--- START OF Stored data ---

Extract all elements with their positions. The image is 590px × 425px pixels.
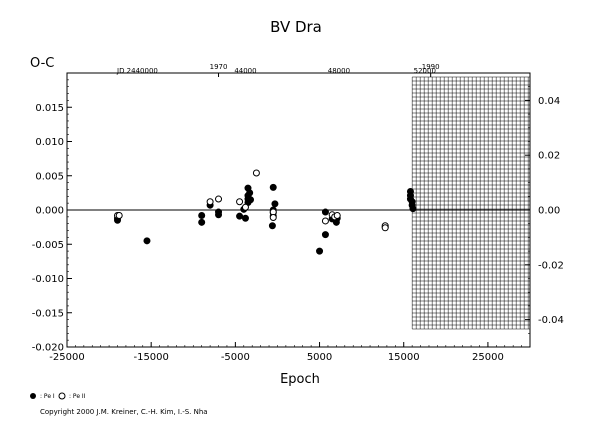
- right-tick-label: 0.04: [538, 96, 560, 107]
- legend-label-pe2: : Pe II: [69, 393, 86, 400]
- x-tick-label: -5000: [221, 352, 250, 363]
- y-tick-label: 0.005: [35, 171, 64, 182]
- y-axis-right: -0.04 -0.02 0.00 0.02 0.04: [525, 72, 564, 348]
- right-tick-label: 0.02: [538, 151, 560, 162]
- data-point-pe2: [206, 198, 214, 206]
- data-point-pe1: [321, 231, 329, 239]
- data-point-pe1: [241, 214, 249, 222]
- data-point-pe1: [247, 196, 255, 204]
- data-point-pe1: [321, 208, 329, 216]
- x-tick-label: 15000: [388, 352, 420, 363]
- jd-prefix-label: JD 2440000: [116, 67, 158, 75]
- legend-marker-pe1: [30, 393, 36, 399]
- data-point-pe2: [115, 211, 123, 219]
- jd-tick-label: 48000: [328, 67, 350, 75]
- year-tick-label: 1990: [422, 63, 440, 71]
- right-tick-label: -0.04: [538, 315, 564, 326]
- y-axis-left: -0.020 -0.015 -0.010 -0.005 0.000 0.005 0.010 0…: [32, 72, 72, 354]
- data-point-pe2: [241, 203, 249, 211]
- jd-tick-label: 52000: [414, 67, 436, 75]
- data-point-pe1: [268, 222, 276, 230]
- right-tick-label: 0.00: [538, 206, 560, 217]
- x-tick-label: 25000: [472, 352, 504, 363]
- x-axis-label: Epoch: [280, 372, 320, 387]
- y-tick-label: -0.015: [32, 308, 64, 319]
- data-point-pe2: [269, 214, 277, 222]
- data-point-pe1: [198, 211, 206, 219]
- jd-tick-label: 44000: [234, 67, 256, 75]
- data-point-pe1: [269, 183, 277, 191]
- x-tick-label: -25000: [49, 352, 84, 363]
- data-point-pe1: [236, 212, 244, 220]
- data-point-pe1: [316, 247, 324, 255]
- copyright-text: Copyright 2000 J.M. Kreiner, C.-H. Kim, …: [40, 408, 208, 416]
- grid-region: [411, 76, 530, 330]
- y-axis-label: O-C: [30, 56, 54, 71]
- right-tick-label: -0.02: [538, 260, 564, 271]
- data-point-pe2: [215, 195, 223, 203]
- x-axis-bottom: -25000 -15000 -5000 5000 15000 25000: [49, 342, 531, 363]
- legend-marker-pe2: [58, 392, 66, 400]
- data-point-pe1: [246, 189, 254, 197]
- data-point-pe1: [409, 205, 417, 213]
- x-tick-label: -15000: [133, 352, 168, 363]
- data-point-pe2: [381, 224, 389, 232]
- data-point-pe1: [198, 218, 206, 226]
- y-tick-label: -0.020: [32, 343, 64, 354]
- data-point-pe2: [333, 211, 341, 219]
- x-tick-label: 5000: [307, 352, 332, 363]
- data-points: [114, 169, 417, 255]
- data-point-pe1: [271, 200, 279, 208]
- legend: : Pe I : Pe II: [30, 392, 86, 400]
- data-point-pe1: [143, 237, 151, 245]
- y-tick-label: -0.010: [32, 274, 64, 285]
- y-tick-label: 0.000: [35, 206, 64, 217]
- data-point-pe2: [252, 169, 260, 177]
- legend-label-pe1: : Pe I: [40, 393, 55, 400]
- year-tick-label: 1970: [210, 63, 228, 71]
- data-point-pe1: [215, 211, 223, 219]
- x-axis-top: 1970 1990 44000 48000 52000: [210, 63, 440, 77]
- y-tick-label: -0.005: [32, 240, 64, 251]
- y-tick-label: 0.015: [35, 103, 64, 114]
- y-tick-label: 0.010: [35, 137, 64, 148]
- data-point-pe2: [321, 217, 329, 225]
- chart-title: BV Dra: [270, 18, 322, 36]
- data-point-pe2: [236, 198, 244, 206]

--- END OF Stored data ---

## Work required
Pull out each line of the records above that contains the string "marker", and copy every such line in full.

## Problem solution
- legend-marker-pe1: [30, 393, 36, 399]
- legend-marker-pe2: [58, 392, 66, 400]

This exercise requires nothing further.